• [AIM OF THE TASK]: From the listing below, return each line that includes "have".

• [INFORMATION SUPPLIED]:
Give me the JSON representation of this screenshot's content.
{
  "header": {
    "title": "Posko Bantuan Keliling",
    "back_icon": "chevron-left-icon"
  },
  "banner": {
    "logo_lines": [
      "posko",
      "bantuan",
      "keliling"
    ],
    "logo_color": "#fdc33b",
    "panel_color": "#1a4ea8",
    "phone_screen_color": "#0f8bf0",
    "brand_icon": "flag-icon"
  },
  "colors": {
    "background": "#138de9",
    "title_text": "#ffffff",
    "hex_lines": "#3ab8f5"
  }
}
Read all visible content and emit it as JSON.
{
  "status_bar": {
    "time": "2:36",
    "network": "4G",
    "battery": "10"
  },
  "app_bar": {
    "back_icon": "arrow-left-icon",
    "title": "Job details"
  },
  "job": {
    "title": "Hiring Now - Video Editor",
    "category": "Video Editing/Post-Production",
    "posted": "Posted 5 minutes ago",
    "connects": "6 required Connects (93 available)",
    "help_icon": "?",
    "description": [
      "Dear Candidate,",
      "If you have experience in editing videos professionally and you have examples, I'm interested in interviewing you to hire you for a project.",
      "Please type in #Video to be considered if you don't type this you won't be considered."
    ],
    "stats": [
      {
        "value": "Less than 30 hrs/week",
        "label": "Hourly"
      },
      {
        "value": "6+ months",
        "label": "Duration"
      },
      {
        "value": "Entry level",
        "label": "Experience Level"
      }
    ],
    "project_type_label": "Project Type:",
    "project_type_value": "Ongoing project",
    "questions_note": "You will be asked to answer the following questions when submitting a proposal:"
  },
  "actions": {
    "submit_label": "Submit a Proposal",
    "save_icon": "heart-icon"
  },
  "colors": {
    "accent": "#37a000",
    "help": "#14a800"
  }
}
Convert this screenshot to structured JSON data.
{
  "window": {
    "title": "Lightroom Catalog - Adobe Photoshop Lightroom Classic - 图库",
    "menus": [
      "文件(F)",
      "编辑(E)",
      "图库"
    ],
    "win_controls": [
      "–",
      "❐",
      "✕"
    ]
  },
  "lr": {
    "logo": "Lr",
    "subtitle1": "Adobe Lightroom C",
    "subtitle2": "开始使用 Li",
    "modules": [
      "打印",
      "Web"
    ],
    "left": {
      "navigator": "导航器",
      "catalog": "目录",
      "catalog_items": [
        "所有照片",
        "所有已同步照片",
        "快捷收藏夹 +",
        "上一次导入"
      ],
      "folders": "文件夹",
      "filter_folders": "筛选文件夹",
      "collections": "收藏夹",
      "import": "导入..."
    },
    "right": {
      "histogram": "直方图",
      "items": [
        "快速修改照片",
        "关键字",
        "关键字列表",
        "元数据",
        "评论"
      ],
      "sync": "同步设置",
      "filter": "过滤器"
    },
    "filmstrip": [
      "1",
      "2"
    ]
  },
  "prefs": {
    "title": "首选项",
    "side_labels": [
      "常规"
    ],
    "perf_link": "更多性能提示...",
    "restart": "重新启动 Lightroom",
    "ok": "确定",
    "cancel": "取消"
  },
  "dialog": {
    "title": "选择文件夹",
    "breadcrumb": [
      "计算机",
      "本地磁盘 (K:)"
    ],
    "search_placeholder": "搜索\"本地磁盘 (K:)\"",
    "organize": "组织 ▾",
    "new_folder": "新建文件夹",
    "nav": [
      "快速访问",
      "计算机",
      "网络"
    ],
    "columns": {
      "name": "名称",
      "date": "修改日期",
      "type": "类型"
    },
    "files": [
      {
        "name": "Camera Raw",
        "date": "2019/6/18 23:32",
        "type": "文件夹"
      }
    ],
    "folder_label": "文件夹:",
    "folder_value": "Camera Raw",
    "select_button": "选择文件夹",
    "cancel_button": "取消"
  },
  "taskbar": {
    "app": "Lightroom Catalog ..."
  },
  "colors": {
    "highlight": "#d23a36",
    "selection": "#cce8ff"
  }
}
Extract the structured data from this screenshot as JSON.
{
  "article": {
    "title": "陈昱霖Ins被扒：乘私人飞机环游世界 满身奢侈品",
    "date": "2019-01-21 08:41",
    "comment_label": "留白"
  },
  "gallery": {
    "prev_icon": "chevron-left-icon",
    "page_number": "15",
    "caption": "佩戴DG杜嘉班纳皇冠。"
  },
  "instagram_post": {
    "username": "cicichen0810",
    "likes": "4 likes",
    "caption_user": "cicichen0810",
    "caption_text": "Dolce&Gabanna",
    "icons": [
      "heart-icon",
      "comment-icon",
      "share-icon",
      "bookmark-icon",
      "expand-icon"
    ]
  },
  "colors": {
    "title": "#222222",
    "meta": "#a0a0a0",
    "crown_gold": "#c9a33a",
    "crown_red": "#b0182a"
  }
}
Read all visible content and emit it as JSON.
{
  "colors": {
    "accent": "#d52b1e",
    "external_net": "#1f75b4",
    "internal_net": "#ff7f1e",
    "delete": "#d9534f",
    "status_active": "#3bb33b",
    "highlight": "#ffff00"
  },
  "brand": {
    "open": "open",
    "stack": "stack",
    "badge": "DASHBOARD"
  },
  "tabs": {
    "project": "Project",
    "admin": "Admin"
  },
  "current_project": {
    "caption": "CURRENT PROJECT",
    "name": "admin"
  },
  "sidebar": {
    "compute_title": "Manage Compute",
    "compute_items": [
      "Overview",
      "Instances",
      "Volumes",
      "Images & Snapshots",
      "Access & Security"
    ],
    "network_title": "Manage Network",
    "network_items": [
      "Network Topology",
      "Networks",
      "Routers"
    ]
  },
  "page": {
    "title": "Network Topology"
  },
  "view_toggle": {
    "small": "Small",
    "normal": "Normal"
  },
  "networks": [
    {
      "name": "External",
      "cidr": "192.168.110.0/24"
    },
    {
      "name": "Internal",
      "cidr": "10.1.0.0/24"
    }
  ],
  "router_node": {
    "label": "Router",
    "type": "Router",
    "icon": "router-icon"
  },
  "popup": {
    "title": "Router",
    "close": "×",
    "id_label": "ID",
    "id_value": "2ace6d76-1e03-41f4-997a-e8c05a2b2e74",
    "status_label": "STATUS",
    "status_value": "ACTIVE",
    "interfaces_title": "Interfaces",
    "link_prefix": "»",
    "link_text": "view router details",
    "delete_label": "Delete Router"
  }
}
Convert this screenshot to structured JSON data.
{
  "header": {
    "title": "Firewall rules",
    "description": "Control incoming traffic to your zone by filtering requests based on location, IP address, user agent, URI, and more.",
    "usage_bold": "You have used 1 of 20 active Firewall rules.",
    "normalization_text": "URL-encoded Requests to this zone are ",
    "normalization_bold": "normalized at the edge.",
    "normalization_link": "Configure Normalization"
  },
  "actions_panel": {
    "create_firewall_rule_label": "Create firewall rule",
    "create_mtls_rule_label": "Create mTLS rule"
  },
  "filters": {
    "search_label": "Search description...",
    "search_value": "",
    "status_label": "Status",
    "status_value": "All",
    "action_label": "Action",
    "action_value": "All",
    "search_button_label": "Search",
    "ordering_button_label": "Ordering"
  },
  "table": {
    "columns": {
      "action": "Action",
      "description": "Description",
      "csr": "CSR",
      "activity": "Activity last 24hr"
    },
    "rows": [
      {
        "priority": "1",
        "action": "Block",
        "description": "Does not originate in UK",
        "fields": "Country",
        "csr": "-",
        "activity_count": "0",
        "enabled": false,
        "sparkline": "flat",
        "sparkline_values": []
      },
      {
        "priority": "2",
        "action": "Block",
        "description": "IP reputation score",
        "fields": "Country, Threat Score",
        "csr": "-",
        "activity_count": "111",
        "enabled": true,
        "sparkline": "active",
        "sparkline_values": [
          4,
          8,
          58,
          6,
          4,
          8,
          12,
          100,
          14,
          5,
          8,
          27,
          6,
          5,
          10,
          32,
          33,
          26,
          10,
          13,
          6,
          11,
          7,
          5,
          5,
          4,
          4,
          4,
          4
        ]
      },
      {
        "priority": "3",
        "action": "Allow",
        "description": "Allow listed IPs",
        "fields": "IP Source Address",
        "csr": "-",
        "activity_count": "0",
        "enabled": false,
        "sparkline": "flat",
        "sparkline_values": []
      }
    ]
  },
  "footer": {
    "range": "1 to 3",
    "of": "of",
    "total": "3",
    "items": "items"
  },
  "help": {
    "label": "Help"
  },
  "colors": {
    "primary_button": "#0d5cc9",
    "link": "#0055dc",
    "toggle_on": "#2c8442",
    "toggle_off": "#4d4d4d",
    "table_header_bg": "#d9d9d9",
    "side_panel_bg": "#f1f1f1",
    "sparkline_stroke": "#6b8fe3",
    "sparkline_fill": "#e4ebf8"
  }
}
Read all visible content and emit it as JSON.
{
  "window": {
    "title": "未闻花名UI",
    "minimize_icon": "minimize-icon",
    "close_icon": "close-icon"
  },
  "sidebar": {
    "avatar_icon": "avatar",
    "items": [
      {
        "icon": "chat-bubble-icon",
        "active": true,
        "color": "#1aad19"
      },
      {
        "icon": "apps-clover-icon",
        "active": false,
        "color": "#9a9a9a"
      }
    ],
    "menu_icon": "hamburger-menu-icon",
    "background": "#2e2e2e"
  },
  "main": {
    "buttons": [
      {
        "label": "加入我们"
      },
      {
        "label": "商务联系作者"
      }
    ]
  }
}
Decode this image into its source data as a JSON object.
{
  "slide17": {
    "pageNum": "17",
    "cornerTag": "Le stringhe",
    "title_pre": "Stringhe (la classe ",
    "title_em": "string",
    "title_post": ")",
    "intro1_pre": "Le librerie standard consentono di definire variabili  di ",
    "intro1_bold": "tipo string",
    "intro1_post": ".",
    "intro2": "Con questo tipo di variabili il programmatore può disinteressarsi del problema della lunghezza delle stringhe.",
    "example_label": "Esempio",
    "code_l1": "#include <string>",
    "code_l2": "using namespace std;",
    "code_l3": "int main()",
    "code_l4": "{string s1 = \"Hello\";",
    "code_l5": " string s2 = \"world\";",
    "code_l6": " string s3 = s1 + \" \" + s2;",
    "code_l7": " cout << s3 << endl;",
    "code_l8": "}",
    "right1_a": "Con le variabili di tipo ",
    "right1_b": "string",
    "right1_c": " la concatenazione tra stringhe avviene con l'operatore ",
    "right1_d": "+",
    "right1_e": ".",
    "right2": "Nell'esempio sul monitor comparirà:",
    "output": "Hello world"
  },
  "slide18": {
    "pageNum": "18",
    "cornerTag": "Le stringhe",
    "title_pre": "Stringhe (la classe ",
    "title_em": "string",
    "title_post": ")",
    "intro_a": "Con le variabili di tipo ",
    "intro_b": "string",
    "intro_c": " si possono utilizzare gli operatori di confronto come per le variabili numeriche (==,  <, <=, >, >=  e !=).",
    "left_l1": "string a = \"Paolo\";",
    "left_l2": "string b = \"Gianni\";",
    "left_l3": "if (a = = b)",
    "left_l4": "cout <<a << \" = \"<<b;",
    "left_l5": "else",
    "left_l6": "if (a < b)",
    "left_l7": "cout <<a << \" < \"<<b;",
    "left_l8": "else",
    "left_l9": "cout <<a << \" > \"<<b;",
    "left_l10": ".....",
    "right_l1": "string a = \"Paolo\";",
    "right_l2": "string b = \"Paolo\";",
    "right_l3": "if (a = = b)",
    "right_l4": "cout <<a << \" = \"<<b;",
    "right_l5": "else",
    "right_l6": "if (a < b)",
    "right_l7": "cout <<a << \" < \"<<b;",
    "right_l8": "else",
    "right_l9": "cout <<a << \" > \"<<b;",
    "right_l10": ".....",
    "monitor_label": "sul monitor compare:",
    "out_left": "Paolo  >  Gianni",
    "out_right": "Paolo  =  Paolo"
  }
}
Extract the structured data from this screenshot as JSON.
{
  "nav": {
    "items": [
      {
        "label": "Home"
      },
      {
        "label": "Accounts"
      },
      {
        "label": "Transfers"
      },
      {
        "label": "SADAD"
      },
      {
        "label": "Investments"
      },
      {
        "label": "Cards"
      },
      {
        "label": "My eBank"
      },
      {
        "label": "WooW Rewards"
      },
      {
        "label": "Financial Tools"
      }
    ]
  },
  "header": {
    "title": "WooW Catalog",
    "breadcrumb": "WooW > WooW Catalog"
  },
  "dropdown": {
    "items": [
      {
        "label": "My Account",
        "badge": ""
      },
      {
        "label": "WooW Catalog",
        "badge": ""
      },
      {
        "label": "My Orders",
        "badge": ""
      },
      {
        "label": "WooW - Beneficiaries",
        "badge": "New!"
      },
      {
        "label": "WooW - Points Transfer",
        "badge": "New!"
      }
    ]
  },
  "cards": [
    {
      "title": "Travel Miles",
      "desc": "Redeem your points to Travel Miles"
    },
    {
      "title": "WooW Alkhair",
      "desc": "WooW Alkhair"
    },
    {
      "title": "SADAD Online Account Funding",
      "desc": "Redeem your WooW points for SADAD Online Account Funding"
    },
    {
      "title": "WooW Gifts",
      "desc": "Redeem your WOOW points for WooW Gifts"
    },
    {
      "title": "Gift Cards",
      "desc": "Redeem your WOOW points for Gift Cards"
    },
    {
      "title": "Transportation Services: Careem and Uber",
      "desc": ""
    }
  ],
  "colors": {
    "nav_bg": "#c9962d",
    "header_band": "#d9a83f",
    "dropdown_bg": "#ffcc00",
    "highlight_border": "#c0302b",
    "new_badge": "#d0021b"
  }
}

• [TASK OUTPUT]:
      "If you have experience in editing videos professionally and you have examples, I'm interested in interviewing you to hire you for a project.",
    "usage_bold": "You have used 1 of 20 active Firewall rules.",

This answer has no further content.